__To be done__
Report, word for word, every line of the material that contains "ylabel".

>> start Provided records

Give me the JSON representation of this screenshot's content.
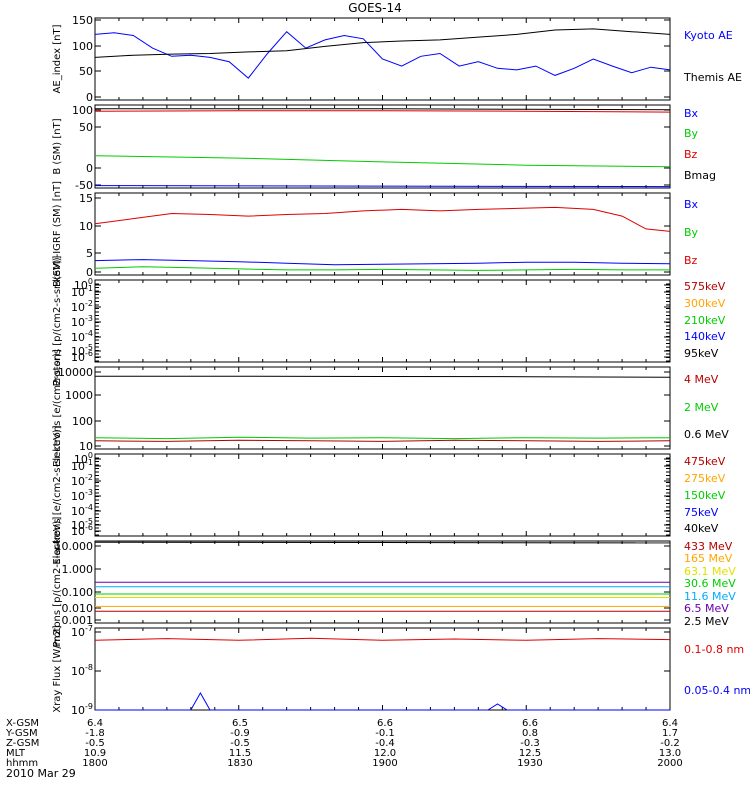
{
  "title": "GOES-14",
  "date_label": "2010 Mar 29",
  "footer": {
    "rows": [
      {
        "label": "X-GSM",
        "values": [
          "6.4",
          "6.5",
          "6.6",
          "6.6",
          "6.4"
        ]
      },
      {
        "label": "Y-GSM",
        "values": [
          "-1.8",
          "-0.9",
          "-0.1",
          "0.8",
          "1.7"
        ]
      },
      {
        "label": "Z-GSM",
        "values": [
          "-0.5",
          "-0.5",
          "-0.4",
          "-0.3",
          "-0.2"
        ]
      },
      {
        "label": "MLT",
        "values": [
          "10.9",
          "11.5",
          "12.0",
          "12.5",
          "13.0"
        ]
      },
      {
        "label": "hhmm",
        "values": [
          "1800",
          "1830",
          "1900",
          "1930",
          "2000"
        ]
      }
    ]
  },
  "colors": {
    "black": "#000000",
    "blue": "#0000ff",
    "red": "#dd0000",
    "green": "#00cc00",
    "orange": "#ffa500",
    "yellow": "#e0e000",
    "cyan": "#00aaff",
    "purple": "#6a00a8",
    "darkred": "#b40000"
  },
  "chart_data": [
    {
      "type": "line",
      "title": "",
      "ylabel": "AE_index [nT]",
      "y_ticks": [
        "150",
        "100",
        "50",
        "0"
      ],
      "ylim": [
        0,
        150
      ],
      "xlim_hhmm": [
        "1800",
        "2000"
      ],
      "series": [
        {
          "name": "Kyoto AE",
          "color": "blue",
          "x": [
            1800,
            1804,
            1808,
            1812,
            1816,
            1820,
            1824,
            1828,
            1832,
            1836,
            1840,
            1844,
            1848,
            1852,
            1856,
            1900,
            1904,
            1908,
            1912,
            1916,
            1920,
            1924,
            1928,
            1932,
            1936,
            1940,
            1944,
            1948,
            1952,
            1956,
            2000
          ],
          "values": [
            120,
            123,
            118,
            95,
            80,
            82,
            78,
            70,
            40,
            85,
            125,
            95,
            110,
            118,
            112,
            75,
            62,
            80,
            85,
            62,
            70,
            58,
            55,
            62,
            45,
            58,
            75,
            62,
            50,
            60,
            55
          ]
        },
        {
          "name": "Themis AE",
          "color": "black",
          "x": [
            1800,
            1808,
            1816,
            1824,
            1832,
            1840,
            1848,
            1856,
            1904,
            1912,
            1920,
            1928,
            1936,
            1944,
            1952,
            2000
          ],
          "values": [
            78,
            82,
            84,
            85,
            88,
            90,
            98,
            105,
            108,
            110,
            115,
            120,
            128,
            130,
            125,
            120
          ]
        }
      ]
    },
    {
      "type": "line",
      "ylabel": "B (SM) [nT]",
      "y_ticks": [
        "100",
        "50",
        "0",
        "-50"
      ],
      "ylim": [
        -55,
        120
      ],
      "series": [
        {
          "name": "Bx",
          "color": "blue",
          "x": [
            1800,
            2000
          ],
          "values": [
            -50,
            -52
          ]
        },
        {
          "name": "By",
          "color": "green",
          "x": [
            1800,
            1830,
            1900,
            1930,
            2000
          ],
          "values": [
            13,
            8,
            0,
            -7,
            -10
          ]
        },
        {
          "name": "Bz",
          "color": "red",
          "x": [
            1800,
            1830,
            1900,
            1930,
            2000
          ],
          "values": [
            107,
            108,
            108,
            107,
            105
          ]
        },
        {
          "name": "Bmag",
          "color": "black",
          "x": [
            1800,
            1830,
            1900,
            1930,
            2000
          ],
          "values": [
            112,
            112,
            112,
            111,
            110
          ]
        }
      ]
    },
    {
      "type": "line",
      "ylabel": "B(SM)-IGRF (SM) [nT]",
      "y_ticks": [
        "15",
        "10",
        "5",
        "0"
      ],
      "ylim": [
        0,
        16
      ],
      "series": [
        {
          "name": "Bx",
          "color": "blue",
          "x": [
            1800,
            1810,
            1820,
            1830,
            1840,
            1850,
            1900,
            1910,
            1920,
            1930,
            1940,
            1950,
            2000
          ],
          "values": [
            2.8,
            3.0,
            2.8,
            2.6,
            2.3,
            2.0,
            2.1,
            2.2,
            2.3,
            2.5,
            2.5,
            2.3,
            2.2
          ]
        },
        {
          "name": "By",
          "color": "green",
          "x": [
            1800,
            1810,
            1820,
            1830,
            1840,
            1850,
            1900,
            1910,
            1920,
            1930,
            1940,
            1950,
            2000
          ],
          "values": [
            1.3,
            1.6,
            1.4,
            1.2,
            1.0,
            1.0,
            1.1,
            1.0,
            0.9,
            1.0,
            1.1,
            1.0,
            1.0
          ]
        },
        {
          "name": "Bz",
          "color": "red",
          "x": [
            1800,
            1808,
            1816,
            1824,
            1832,
            1840,
            1848,
            1856,
            1904,
            1912,
            1920,
            1928,
            1936,
            1944,
            1950,
            1955,
            2000
          ],
          "values": [
            10.0,
            11.0,
            12.0,
            11.8,
            11.5,
            11.8,
            12.0,
            12.5,
            12.8,
            12.5,
            12.8,
            13.0,
            13.2,
            12.8,
            11.5,
            9.0,
            8.5
          ]
        }
      ]
    },
    {
      "type": "line",
      "scale": "log",
      "ylabel": "Protons [p/(cm2-s-sr-keV)]",
      "y_ticks": [
        "10^0",
        "10^-1",
        "10^-2",
        "10^-3",
        "10^-4",
        "10^-5",
        "10^-6"
      ],
      "series": [
        {
          "name": "575keV",
          "color": "darkred",
          "values": []
        },
        {
          "name": "300keV",
          "color": "orange",
          "values": []
        },
        {
          "name": "210keV",
          "color": "green",
          "values": []
        },
        {
          "name": "140keV",
          "color": "blue",
          "values": []
        },
        {
          "name": "95keV",
          "color": "black",
          "values": []
        }
      ]
    },
    {
      "type": "line",
      "scale": "log",
      "ylabel": "Electrons [e/(cm2-s-sr)]",
      "y_ticks": [
        "10000",
        "1000",
        "100",
        "10"
      ],
      "ylim": [
        10,
        10000
      ],
      "series": [
        {
          "name": "4 MeV",
          "color": "darkred",
          "x": [
            1800,
            1815,
            1830,
            1845,
            1900,
            1915,
            1930,
            1945,
            2000
          ],
          "values": [
            20,
            19,
            21,
            20,
            19,
            21,
            20,
            19,
            20
          ]
        },
        {
          "name": "2 MeV",
          "color": "green",
          "x": [
            1800,
            1815,
            1830,
            1845,
            1900,
            1915,
            1930,
            1945,
            2000
          ],
          "values": [
            26,
            24,
            27,
            25,
            26,
            24,
            26,
            25,
            26
          ]
        },
        {
          "name": "0.6 MeV",
          "color": "black",
          "x": [
            1800,
            1830,
            1900,
            1930,
            1945,
            2000
          ],
          "values": [
            4600,
            4600,
            4500,
            4400,
            4300,
            4200
          ]
        }
      ]
    },
    {
      "type": "line",
      "scale": "log",
      "ylabel": "Electrons [e/(cm2-s-sr-keV)]",
      "y_ticks": [
        "10^0",
        "10^-1",
        "10^-2",
        "10^-3",
        "10^-4",
        "10^-5",
        "10^-6"
      ],
      "series": [
        {
          "name": "475keV",
          "color": "darkred",
          "values": []
        },
        {
          "name": "275keV",
          "color": "orange",
          "values": []
        },
        {
          "name": "150keV",
          "color": "green",
          "values": []
        },
        {
          "name": "75keV",
          "color": "blue",
          "values": []
        },
        {
          "name": "40keV",
          "color": "black",
          "values": []
        }
      ]
    },
    {
      "type": "line",
      "scale": "log",
      "ylabel": "Protons [p/(cm2-s-sr-keV)]",
      "y_ticks": [
        "10.000",
        "1.000",
        "0.100",
        "0.010",
        "0.001"
      ],
      "ylim": [
        0.001,
        15
      ],
      "series": [
        {
          "name": "433 MeV",
          "color": "darkred",
          "x": [
            1800,
            2000
          ],
          "values": [
            0.004,
            0.004
          ]
        },
        {
          "name": "165 MeV",
          "color": "orange",
          "x": [
            1800,
            2000
          ],
          "values": [
            0.007,
            0.007
          ]
        },
        {
          "name": "63.1 MeV",
          "color": "yellow",
          "x": [
            1800,
            2000
          ],
          "values": [
            0.02,
            0.02
          ]
        },
        {
          "name": "30.6 MeV",
          "color": "green",
          "x": [
            1800,
            2000
          ],
          "values": [
            0.03,
            0.03
          ]
        },
        {
          "name": "11.6 MeV",
          "color": "cyan",
          "x": [
            1800,
            2000
          ],
          "values": [
            0.07,
            0.07
          ]
        },
        {
          "name": "6.5 MeV",
          "color": "purple",
          "x": [
            1800,
            2000
          ],
          "values": [
            0.12,
            0.12
          ]
        },
        {
          "name": "2.5 MeV",
          "color": "black",
          "x": [
            1800,
            2000
          ],
          "values": [
            13,
            12
          ]
        }
      ]
    },
    {
      "type": "line",
      "scale": "log",
      "ylabel": "Xray Flux [W/m2]",
      "y_ticks": [
        "10^-7",
        "10^-8",
        "10^-9"
      ],
      "ylim": [
        1e-09,
        1e-07
      ],
      "series": [
        {
          "name": "0.1-0.8 nm",
          "color": "red",
          "x": [
            1800,
            1815,
            1830,
            1845,
            1900,
            1915,
            1930,
            1945,
            2000
          ],
          "values": [
            5e-08,
            5.5e-08,
            5e-08,
            5.6e-08,
            5e-08,
            5.4e-08,
            5e-08,
            5.5e-08,
            5.2e-08
          ]
        },
        {
          "name": "0.05-0.4 nm",
          "color": "blue",
          "x": [
            1800,
            1815,
            1820,
            1822,
            1824,
            1840,
            1900,
            1922,
            1924,
            1926,
            1945,
            2000
          ],
          "values": [
            1e-09,
            1e-09,
            1e-09,
            2.6e-09,
            1e-09,
            1e-09,
            1e-09,
            1e-09,
            1.4e-09,
            1e-09,
            1e-09,
            1e-09
          ]
        }
      ]
    }
  ]
}
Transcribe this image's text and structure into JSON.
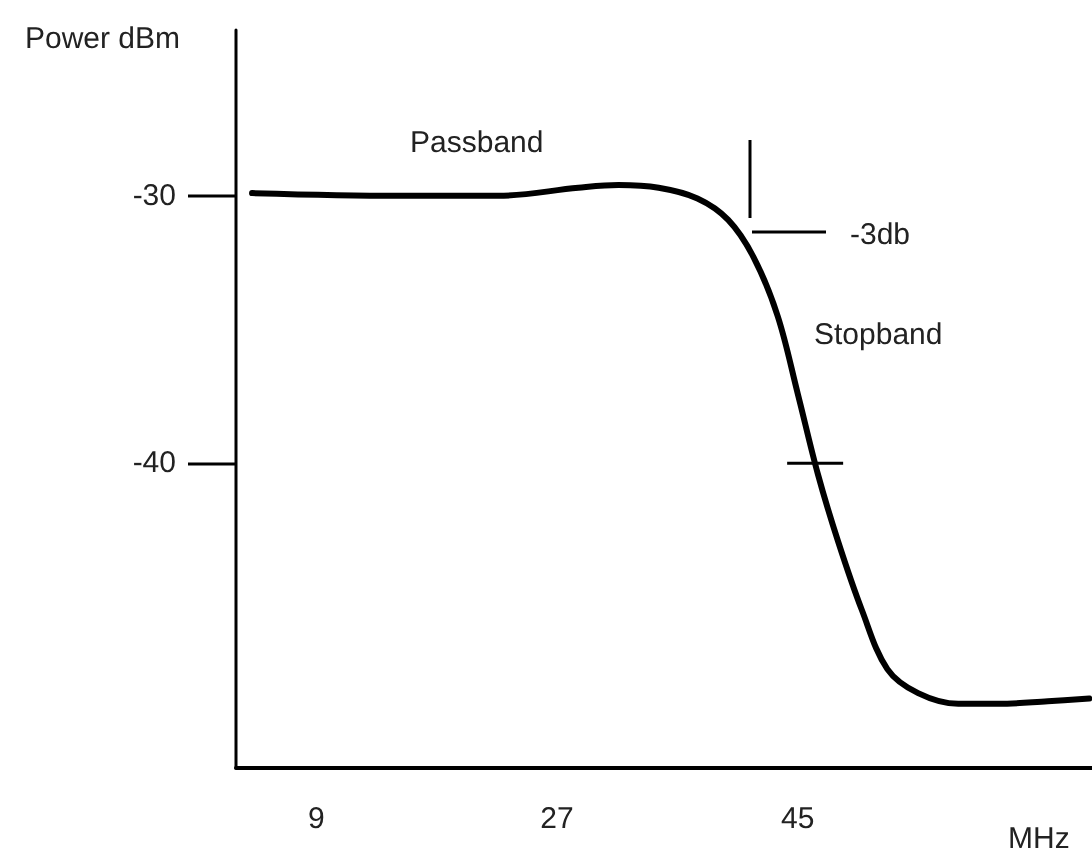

>> end Provided records

__Answer for the task__
      "ylabel": "AE_index [nT]",
      "ylabel": "B (SM) [nT]",
      "ylabel": "B(SM)-IGRF (SM) [nT]",
      "ylabel": "Protons [p/(cm2-s-sr-keV)]",
      "ylabel": "Electrons [e/(cm2-s-sr)]",
      "ylabel": "Electrons [e/(cm2-s-sr-keV)]",
      "ylabel": "Protons [p/(cm2-s-sr-keV)]",
      "ylabel": "Xray Flux [W/m2]",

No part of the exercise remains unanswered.